Output only the lines that run from the line holding "Output the text content of this document." to the end of the data below, including both ends, without any pictures.
--*--
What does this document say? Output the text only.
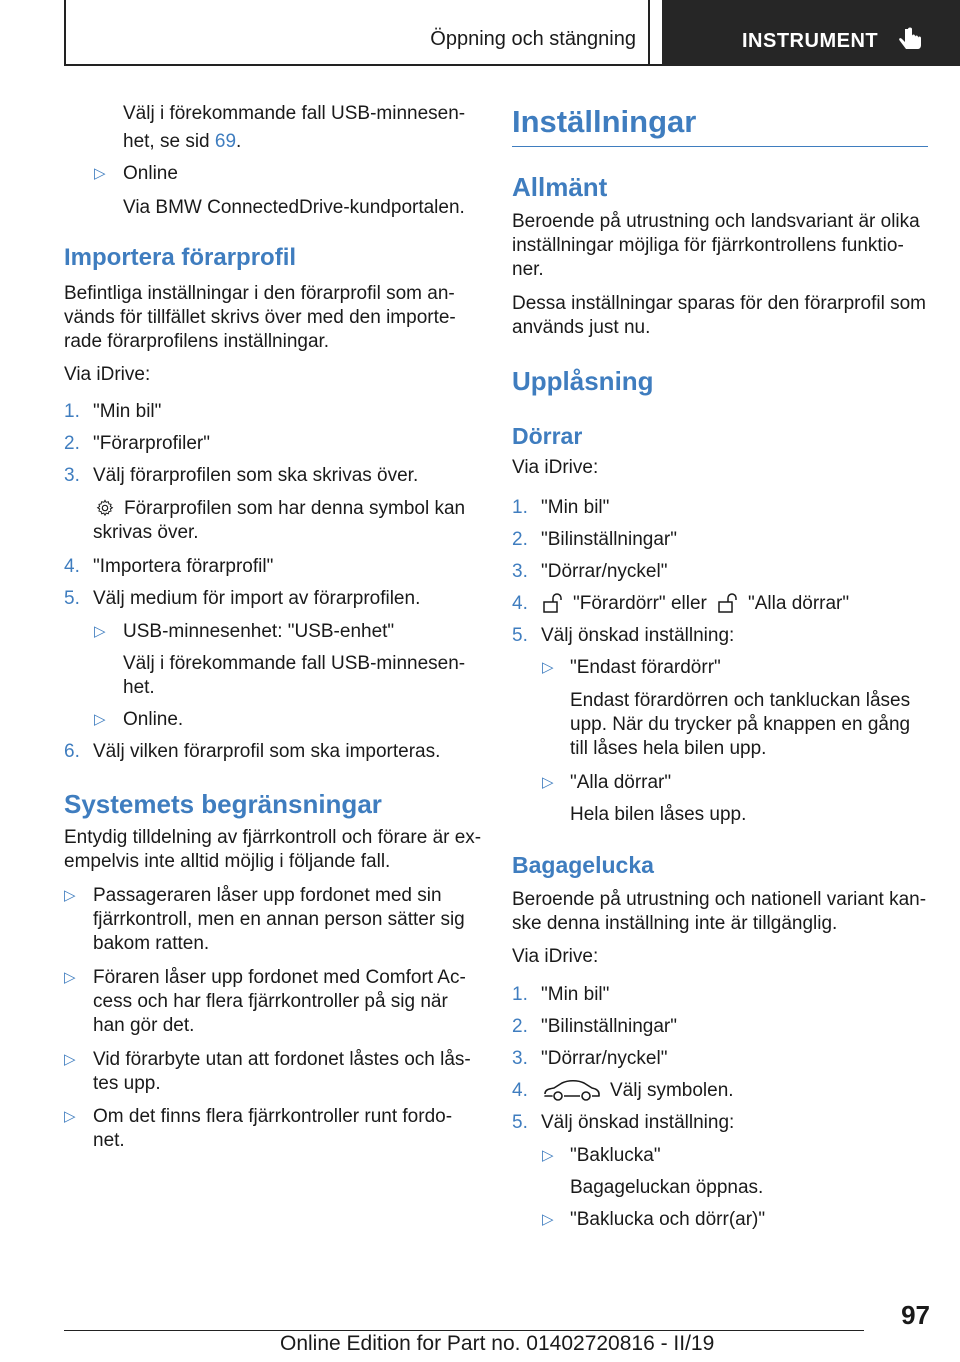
Öppning och stängning	INSTRUMENT
Välj i förekommande fall USB-minnesen‐
het, se sid 69.
▷ Online
Via BMW ConnectedDrive-kundportalen.
Importera förarprofil
Befintliga inställningar i den förarprofil som an‐
vänds för tillfället skrivs över med den importe‐
rade förarprofilens inställningar.
Via iDrive:
1. "Min bil"
2. "Förarprofiler"
3. Välj förarprofilen som ska skrivas över.
Förarprofilen som har denna symbol kan
skrivas över.
4. "Importera förarprofil"
5. Välj medium för import av förarprofilen.
▷ USB-minnesenhet: "USB-enhet"
Välj i förekommande fall USB-minnesen‐
het.
▷ Online.
6. Välj vilken förarprofil som ska importeras.
Systemets begränsningar
Entydig tilldelning av fjärrkontroll och förare är ex‐
empelvis inte alltid möjlig i följande fall.
▷ Passageraren låser upp fordonet med sin
fjärrkontroll, men en annan person sätter sig
bakom ratten.
▷ Föraren låser upp fordonet med Comfort Ac‐
cess och har flera fjärrkontroller på sig när
han gör det.
▷ Vid förarbyte utan att fordonet låstes och lås‐
tes upp.
▷ Om det finns flera fjärrkontroller runt fordo‐
net.
Inställningar
Allmänt
Beroende på utrustning och landsvariant är olika
inställningar möjliga för fjärrkontrollens funktio‐
ner.
Dessa inställningar sparas för den förarprofil som
används just nu.
Upplåsning
Dörrar
Via iDrive:
1. "Min bil"
2. "Bilinställningar"
3. "Dörrar/nyckel"
4. "Förardörr" eller "Alla dörrar"
5. Välj önskad inställning:
▷ "Endast förardörr"
Endast förardörren och tankluckan låses
upp. När du trycker på knappen en gång
till låses hela bilen upp.
▷ "Alla dörrar"
Hela bilen låses upp.
Bagagelucka
Beroende på utrustning och nationell variant kan‐
ske denna inställning inte är tillgänglig.
Via iDrive:
1. "Min bil"
2. "Bilinställningar"
3. "Dörrar/nyckel"
4.	Välj symbolen.
5. Välj önskad inställning:
▷ "Baklucka"
Bagageluckan öppnas.
▷ "Baklucka och dörr(ar)"
97
Online Edition for Part no. 01402720816 - II/19
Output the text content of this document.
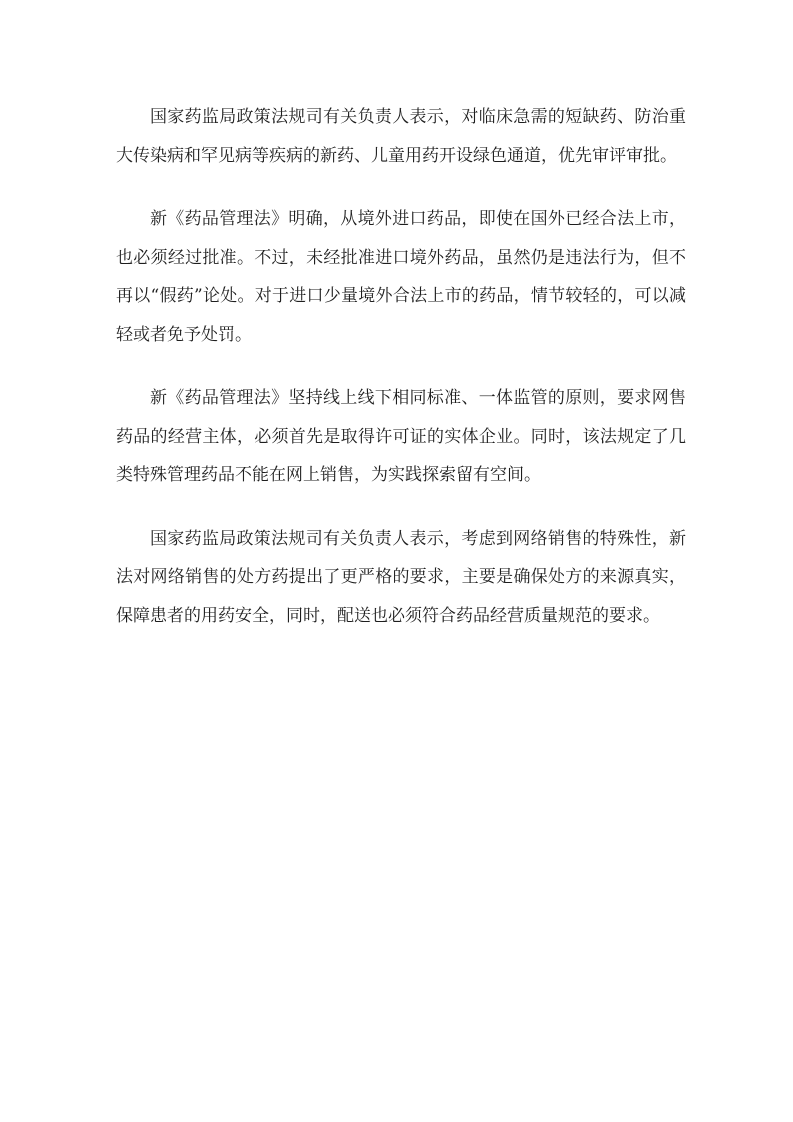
国家药监局政策法规司有关负责人表示，对临床急需的短缺药、防治重大传染病和罕见病等疾病的新药、儿童用药开设绿色通道，优先审评审批。

新《药品管理法》明确，从境外进口药品，即使在国外已经合法上市，也必须经过批准。不过，未经批准进口境外药品，虽然仍是违法行为，但不再以“假药”论处。对于进口少量境外合法上市的药品，情节较轻的，可以减轻或者免予处罚。

新《药品管理法》坚持线上线下相同标准、一体监管的原则，要求网售药品的经营主体，必须首先是取得许可证的实体企业。同时，该法规定了几类特殊管理药品不能在网上销售，为实践探索留有空间。

国家药监局政策法规司有关负责人表示，考虑到网络销售的特殊性，新法对网络销售的处方药提出了更严格的要求，主要是确保处方的来源真实，保障患者的用药安全，同时，配送也必须符合药品经营质量规范的要求。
--*--
Task result:
Output the text content of this document.
国家药监局政策法规司有关负责人表示，对临床急需的短缺药、防治重大传染病和罕见病等疾病的新药、儿童用药开设绿色通道，优先审评审批。

新《药品管理法》明确，从境外进口药品，即使在国外已经合法上市，也必须经过批准。不过，未经批准进口境外药品，虽然仍是违法行为，但不再以“假药”论处。对于进口少量境外合法上市的药品，情节较轻的，可以减轻或者免予处罚。

新《药品管理法》坚持线上线下相同标准、一体监管的原则，要求网售药品的经营主体，必须首先是取得许可证的实体企业。同时，该法规定了几类特殊管理药品不能在网上销售，为实践探索留有空间。

国家药监局政策法规司有关负责人表示，考虑到网络销售的特殊性，新法对网络销售的处方药提出了更严格的要求，主要是确保处方的来源真实，保障患者的用药安全，同时，配送也必须符合药品经营质量规范的要求。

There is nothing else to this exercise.